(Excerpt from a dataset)

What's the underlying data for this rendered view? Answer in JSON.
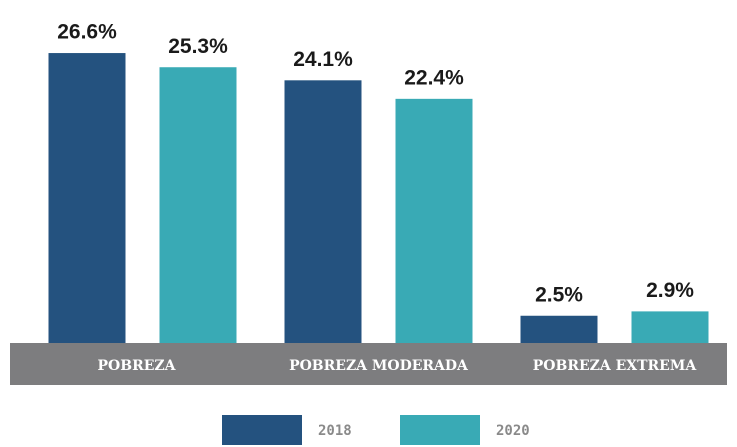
{
  "chart_data": {
    "type": "bar",
    "categories": [
      "POBREZA",
      "POBREZA MODERADA",
      "POBREZA EXTREMA"
    ],
    "series": [
      {
        "name": "2018",
        "color": "#24527f",
        "values": [
          26.6,
          24.1,
          2.5
        ],
        "value_labels": [
          "26.6%",
          "24.1%",
          "2.5%"
        ]
      },
      {
        "name": "2020",
        "color": "#39aab5",
        "values": [
          25.3,
          22.4,
          2.9
        ],
        "value_labels": [
          "25.3%",
          "22.4%",
          "2.9%"
        ]
      }
    ],
    "ylim": [
      0,
      30
    ],
    "legend": "bottom"
  }
}
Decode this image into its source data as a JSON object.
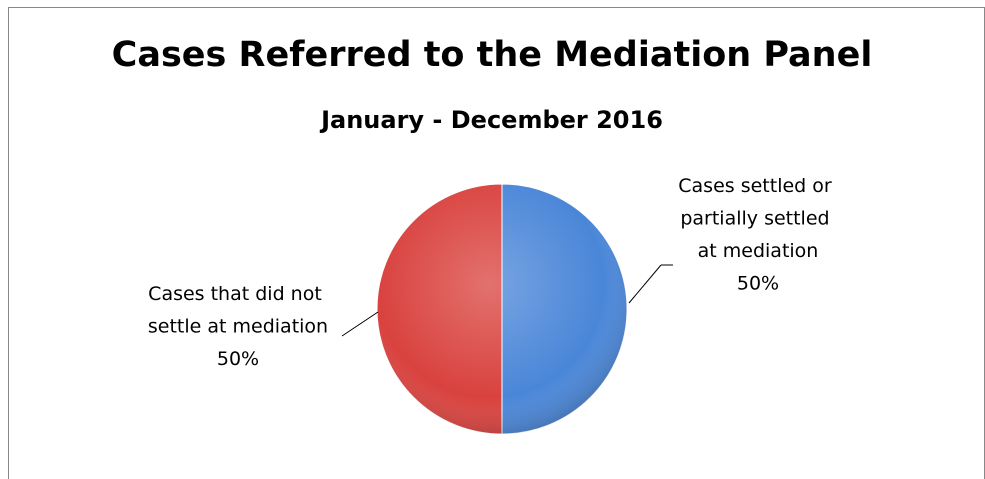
{
  "chart_data": {
    "type": "pie",
    "title": "Cases Referred to the Mediation Panel",
    "subtitle": "January - December 2016",
    "categories": [
      "Cases settled or partially settled at mediation",
      "Cases that did not settle at mediation"
    ],
    "values": [
      50,
      50
    ],
    "value_labels": [
      "50%",
      "50%"
    ],
    "colors": [
      "#4a86d8",
      "#d9423e"
    ]
  }
}
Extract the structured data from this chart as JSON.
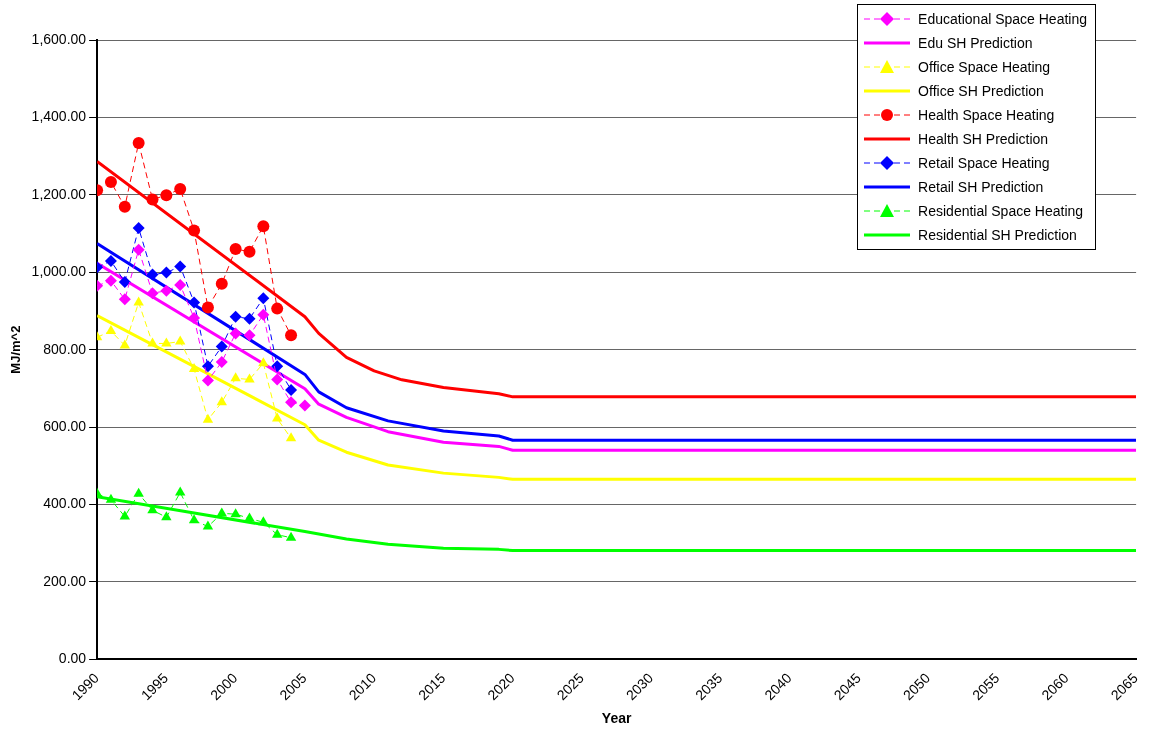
{
  "chart_data": {
    "type": "line",
    "xlabel": "Year",
    "ylabel": "MJ/m^2",
    "xlim": [
      1990,
      2065
    ],
    "xticks": [
      1990,
      1995,
      2000,
      2005,
      2010,
      2015,
      2020,
      2025,
      2030,
      2035,
      2040,
      2045,
      2050,
      2055,
      2060,
      2065
    ],
    "ylim": [
      0,
      1600
    ],
    "yticks": [
      {
        "value": 0,
        "label": "0.00"
      },
      {
        "value": 200,
        "label": "200.00"
      },
      {
        "value": 400,
        "label": "400.00"
      },
      {
        "value": 600,
        "label": "600.00"
      },
      {
        "value": 800,
        "label": "800.00"
      },
      {
        "value": 1000,
        "label": "1,000.00"
      },
      {
        "value": 1200,
        "label": "1,200.00"
      },
      {
        "value": 1400,
        "label": "1,400.00"
      },
      {
        "value": 1600,
        "label": "1,600.00"
      }
    ],
    "grid": "y",
    "legend": "top right",
    "series": [
      {
        "name": "Educational Space Heating",
        "color": "#ff00ff",
        "marker": "diamond",
        "line_style": "dashed",
        "x": [
          1990,
          1991,
          1992,
          1993,
          1994,
          1995,
          1996,
          1997,
          1998,
          1999,
          2000,
          2001,
          2002,
          2003,
          2004,
          2005
        ],
        "values": [
          965,
          978,
          930,
          1058,
          946,
          952,
          967,
          882,
          720,
          768,
          842,
          837,
          890,
          723,
          664,
          656
        ]
      },
      {
        "name": "Edu SH Prediction",
        "color": "#ff00ff",
        "marker": "none",
        "line_style": "solid",
        "x": [
          1990,
          2005,
          2006,
          2008,
          2011,
          2015,
          2019,
          2020,
          2065
        ],
        "values": [
          1023,
          699,
          659,
          625,
          588,
          561,
          550,
          540,
          540
        ]
      },
      {
        "name": "Office Space Heating",
        "color": "#ffff00",
        "marker": "triangle",
        "line_style": "dashed",
        "x": [
          1990,
          1991,
          1992,
          1993,
          1994,
          1995,
          1996,
          1997,
          1998,
          1999,
          2000,
          2001,
          2002,
          2003,
          2004
        ],
        "values": [
          832,
          848,
          811,
          922,
          816,
          816,
          821,
          750,
          619,
          664,
          726,
          723,
          765,
          622,
          571
        ]
      },
      {
        "name": "Office SH Prediction",
        "color": "#ffff00",
        "marker": "none",
        "line_style": "solid",
        "x": [
          1990,
          2005,
          2006,
          2008,
          2011,
          2015,
          2019,
          2020,
          2065
        ],
        "values": [
          888,
          606,
          566,
          535,
          502,
          481,
          470,
          465,
          465
        ]
      },
      {
        "name": "Health Space Heating",
        "color": "#ff0000",
        "marker": "circle",
        "line_style": "dashed",
        "x": [
          1990,
          1991,
          1992,
          1993,
          1994,
          1995,
          1996,
          1997,
          1998,
          1999,
          2000,
          2001,
          2002,
          2003,
          2004
        ],
        "values": [
          1212,
          1233,
          1169,
          1334,
          1188,
          1199,
          1215,
          1108,
          909,
          970,
          1060,
          1053,
          1119,
          906,
          837
        ]
      },
      {
        "name": "Health SH Prediction",
        "color": "#ff0000",
        "marker": "none",
        "line_style": "solid",
        "x": [
          1990,
          2005,
          2006,
          2008,
          2010,
          2012,
          2015,
          2019,
          2020,
          2065
        ],
        "values": [
          1286,
          885,
          842,
          780,
          745,
          722,
          702,
          686,
          678,
          678
        ]
      },
      {
        "name": "Retail Space Heating",
        "color": "#0000ff",
        "marker": "diamond",
        "line_style": "dashed",
        "x": [
          1990,
          1991,
          1992,
          1993,
          1994,
          1995,
          1996,
          1997,
          1998,
          1999,
          2000,
          2001,
          2002,
          2003,
          2004
        ],
        "values": [
          1013,
          1029,
          975,
          1114,
          994,
          999,
          1015,
          922,
          757,
          808,
          885,
          880,
          933,
          757,
          696
        ]
      },
      {
        "name": "Retail SH Prediction",
        "color": "#0000ff",
        "marker": "none",
        "line_style": "solid",
        "x": [
          1990,
          2005,
          2006,
          2008,
          2011,
          2015,
          2019,
          2020,
          2065
        ],
        "values": [
          1074,
          736,
          691,
          650,
          616,
          590,
          577,
          566,
          566
        ]
      },
      {
        "name": "Residential Space Heating",
        "color": "#00ff00",
        "marker": "triangle",
        "line_style": "dashed",
        "x": [
          1990,
          1991,
          1992,
          1993,
          1994,
          1995,
          1996,
          1997,
          1998,
          1999,
          2000,
          2001,
          2002,
          2003,
          2004
        ],
        "values": [
          428,
          412,
          369,
          428,
          385,
          367,
          431,
          359,
          343,
          377,
          375,
          364,
          354,
          322,
          314
        ]
      },
      {
        "name": "Residential SH Prediction",
        "color": "#00ff00",
        "marker": "none",
        "line_style": "solid",
        "x": [
          1990,
          2005,
          2008,
          2011,
          2015,
          2019,
          2020,
          2065
        ],
        "values": [
          420,
          330,
          311,
          297,
          287,
          284,
          281,
          281
        ]
      }
    ]
  }
}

## Given request
Each record above must be returned exactly as written, with its pictures omitted.

## Expected output
What's the underlying data for this rendered view? Answer in JSON.
{
  "chart_data": {
    "type": "bar",
    "categories": [
      "POBREZA",
      "POBREZA MODERADA",
      "POBREZA EXTREMA"
    ],
    "series": [
      {
        "name": "2018",
        "color": "#24527f",
        "values": [
          26.6,
          24.1,
          2.5
        ],
        "value_labels": [
          "26.6%",
          "24.1%",
          "2.5%"
        ]
      },
      {
        "name": "2020",
        "color": "#39aab5",
        "values": [
          25.3,
          22.4,
          2.9
        ],
        "value_labels": [
          "25.3%",
          "22.4%",
          "2.9%"
        ]
      }
    ],
    "ylim": [
      0,
      30
    ],
    "legend": "bottom"
  }
}
Decode this image into its source data as a JSON object.
{
  "chart_data": {
    "type": "pie",
    "title": "Cases Referred to the Mediation Panel",
    "subtitle": "January - December 2016",
    "categories": [
      "Cases settled or partially settled at mediation",
      "Cases that did not settle at mediation"
    ],
    "values": [
      50,
      50
    ],
    "value_labels": [
      "50%",
      "50%"
    ],
    "colors": [
      "#4a86d8",
      "#d9423e"
    ]
  }
}
Extract the structured data from this chart as JSON.
{
  "chart_data": {
    "type": "line",
    "xlabel": "Year",
    "ylabel": "MJ/m^2",
    "xlim": [
      1990,
      2065
    ],
    "xticks": [
      1990,
      1995,
      2000,
      2005,
      2010,
      2015,
      2020,
      2025,
      2030,
      2035,
      2040,
      2045,
      2050,
      2055,
      2060,
      2065
    ],
    "ylim": [
      0,
      1600
    ],
    "yticks": [
      {
        "value": 0,
        "label": "0.00"
      },
      {
        "value": 200,
        "label": "200.00"
      },
      {
        "value": 400,
        "label": "400.00"
      },
      {
        "value": 600,
        "label": "600.00"
      },
      {
        "value": 800,
        "label": "800.00"
      },
      {
        "value": 1000,
        "label": "1,000.00"
      },
      {
        "value": 1200,
        "label": "1,200.00"
      },
      {
        "value": 1400,
        "label": "1,400.00"
      },
      {
        "value": 1600,
        "label": "1,600.00"
      }
    ],
    "grid": "y",
    "legend": "top right",
    "series": [
      {
        "name": "Educational Space Heating",
        "color": "#ff00ff",
        "marker": "diamond",
        "line_style": "dashed",
        "x": [
          1990,
          1991,
          1992,
          1993,
          1994,
          1995,
          1996,
          1997,
          1998,
          1999,
          2000,
          2001,
          2002,
          2003,
          2004,
          2005
        ],
        "values": [
          965,
          978,
          930,
          1058,
          946,
          952,
          967,
          882,
          720,
          768,
          842,
          837,
          890,
          723,
          664,
          656
        ]
      },
      {
        "name": "Edu SH Prediction",
        "color": "#ff00ff",
        "marker": "none",
        "line_style": "solid",
        "x": [
          1990,
          2005,
          2006,
          2008,
          2011,
          2015,
          2019,
          2020,
          2065
        ],
        "values": [
          1023,
          699,
          659,
          625,
          588,
          561,
          550,
          540,
          540
        ]
      },
      {
        "name": "Office Space Heating",
        "color": "#ffff00",
        "marker": "triangle",
        "line_style": "dashed",
        "x": [
          1990,
          1991,
          1992,
          1993,
          1994,
          1995,
          1996,
          1997,
          1998,
          1999,
          2000,
          2001,
          2002,
          2003,
          2004
        ],
        "values": [
          832,
          848,
          811,
          922,
          816,
          816,
          821,
          750,
          619,
          664,
          726,
          723,
          765,
          622,
          571
        ]
      },
      {
        "name": "Office SH Prediction",
        "color": "#ffff00",
        "marker": "none",
        "line_style": "solid",
        "x": [
          1990,
          2005,
          2006,
          2008,
          2011,
          2015,
          2019,
          2020,
          2065
        ],
        "values": [
          888,
          606,
          566,
          535,
          502,
          481,
          470,
          465,
          465
        ]
      },
      {
        "name": "Health Space Heating",
        "color": "#ff0000",
        "marker": "circle",
        "line_style": "dashed",
        "x": [
          1990,
          1991,
          1992,
          1993,
          1994,
          1995,
          1996,
          1997,
          1998,
          1999,
          2000,
          2001,
          2002,
          2003,
          2004
        ],
        "values": [
          1212,
          1233,
          1169,
          1334,
          1188,
          1199,
          1215,
          1108,
          909,
          970,
          1060,
          1053,
          1119,
          906,
          837
        ]
      },
      {
        "name": "Health SH Prediction",
        "color": "#ff0000",
        "marker": "none",
        "line_style": "solid",
        "x": [
          1990,
          2005,
          2006,
          2008,
          2010,
          2012,
          2015,
          2019,
          2020,
          2065
        ],
        "values": [
          1286,
          885,
          842,
          780,
          745,
          722,
          702,
          686,
          678,
          678
        ]
      },
      {
        "name": "Retail Space Heating",
        "color": "#0000ff",
        "marker": "diamond",
        "line_style": "dashed",
        "x": [
          1990,
          1991,
          1992,
          1993,
          1994,
          1995,
          1996,
          1997,
          1998,
          1999,
          2000,
          2001,
          2002,
          2003,
          2004
        ],
        "values": [
          1013,
          1029,
          975,
          1114,
          994,
          999,
          1015,
          922,
          757,
          808,
          885,
          880,
          933,
          757,
          696
        ]
      },
      {
        "name": "Retail SH Prediction",
        "color": "#0000ff",
        "marker": "none",
        "line_style": "solid",
        "x": [
          1990,
          2005,
          2006,
          2008,
          2011,
          2015,
          2019,
          2020,
          2065
        ],
        "values": [
          1074,
          736,
          691,
          650,
          616,
          590,
          577,
          566,
          566
        ]
      },
      {
        "name": "Residential Space Heating",
        "color": "#00ff00",
        "marker": "triangle",
        "line_style": "dashed",
        "x": [
          1990,
          1991,
          1992,
          1993,
          1994,
          1995,
          1996,
          1997,
          1998,
          1999,
          2000,
          2001,
          2002,
          2003,
          2004
        ],
        "values": [
          428,
          412,
          369,
          428,
          385,
          367,
          431,
          359,
          343,
          377,
          375,
          364,
          354,
          322,
          314
        ]
      },
      {
        "name": "Residential SH Prediction",
        "color": "#00ff00",
        "marker": "none",
        "line_style": "solid",
        "x": [
          1990,
          2005,
          2008,
          2011,
          2015,
          2019,
          2020,
          2065
        ],
        "values": [
          420,
          330,
          311,
          297,
          287,
          284,
          281,
          281
        ]
      }
    ]
  }
}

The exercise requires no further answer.